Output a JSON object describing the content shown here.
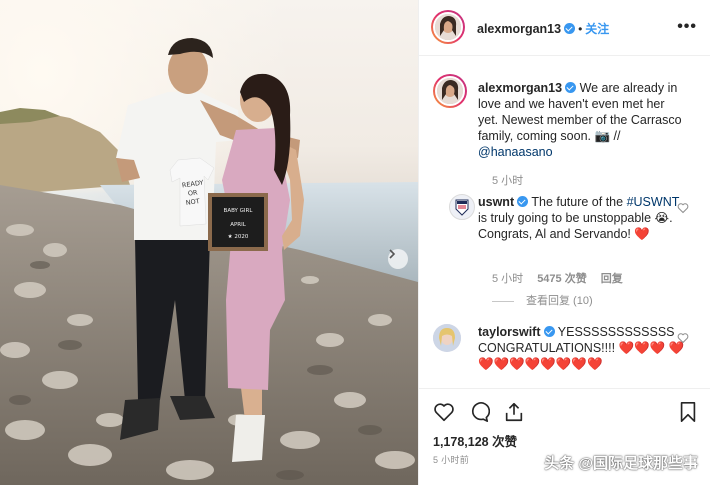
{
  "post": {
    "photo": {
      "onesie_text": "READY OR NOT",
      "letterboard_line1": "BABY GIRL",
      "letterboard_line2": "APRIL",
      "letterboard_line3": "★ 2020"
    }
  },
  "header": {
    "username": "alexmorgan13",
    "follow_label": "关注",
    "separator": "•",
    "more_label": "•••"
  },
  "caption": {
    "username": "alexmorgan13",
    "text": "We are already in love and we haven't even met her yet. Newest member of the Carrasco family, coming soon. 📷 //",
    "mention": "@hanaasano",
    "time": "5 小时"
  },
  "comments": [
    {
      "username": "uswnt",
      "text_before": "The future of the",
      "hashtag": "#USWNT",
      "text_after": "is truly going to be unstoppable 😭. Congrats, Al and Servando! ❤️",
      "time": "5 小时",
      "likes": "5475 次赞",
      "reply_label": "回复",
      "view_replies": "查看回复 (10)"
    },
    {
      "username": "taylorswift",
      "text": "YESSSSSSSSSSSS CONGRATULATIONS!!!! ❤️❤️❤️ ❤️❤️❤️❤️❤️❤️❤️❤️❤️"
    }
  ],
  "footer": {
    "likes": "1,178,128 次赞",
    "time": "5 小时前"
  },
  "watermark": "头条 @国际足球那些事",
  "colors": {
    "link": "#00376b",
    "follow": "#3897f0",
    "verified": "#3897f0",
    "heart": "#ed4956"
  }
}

•••••

Retype all entries exactly as they appear, dropping the images.

Output a JSON object describing the content shown here.
{
  "post": {
    "photo": {
      "onesie_text": "READY OR NOT",
      "letterboard_line1": "BABY GIRL",
      "letterboard_line2": "APRIL",
      "letterboard_line3": "★ 2020"
    }
  },
  "header": {
    "username": "alexmorgan13",
    "follow_label": "关注",
    "separator": "•",
    "more_label": "•••"
  },
  "caption": {
    "username": "alexmorgan13",
    "text": "We are already in love and we haven't even met her yet. Newest member of the Carrasco family, coming soon. 📷 //",
    "mention": "@hanaasano",
    "time": "5 小时"
  },
  "comments": [
    {
      "username": "uswnt",
      "text_before": "The future of the",
      "hashtag": "#USWNT",
      "text_after": "is truly going to be unstoppable 😭. Congrats, Al and Servando! ❤️",
      "time": "5 小时",
      "likes": "5475 次赞",
      "reply_label": "回复",
      "view_replies": "查看回复 (10)"
    },
    {
      "username": "taylorswift",
      "text": "YESSSSSSSSSSSS CONGRATULATIONS!!!! ❤️❤️❤️ ❤️❤️❤️❤️❤️❤️❤️❤️❤️"
    }
  ],
  "footer": {
    "likes": "1,178,128 次赞",
    "time": "5 小时前"
  },
  "watermark": "头条 @国际足球那些事",
  "colors": {
    "link": "#00376b",
    "follow": "#3897f0",
    "verified": "#3897f0",
    "heart": "#ed4956"
  }
}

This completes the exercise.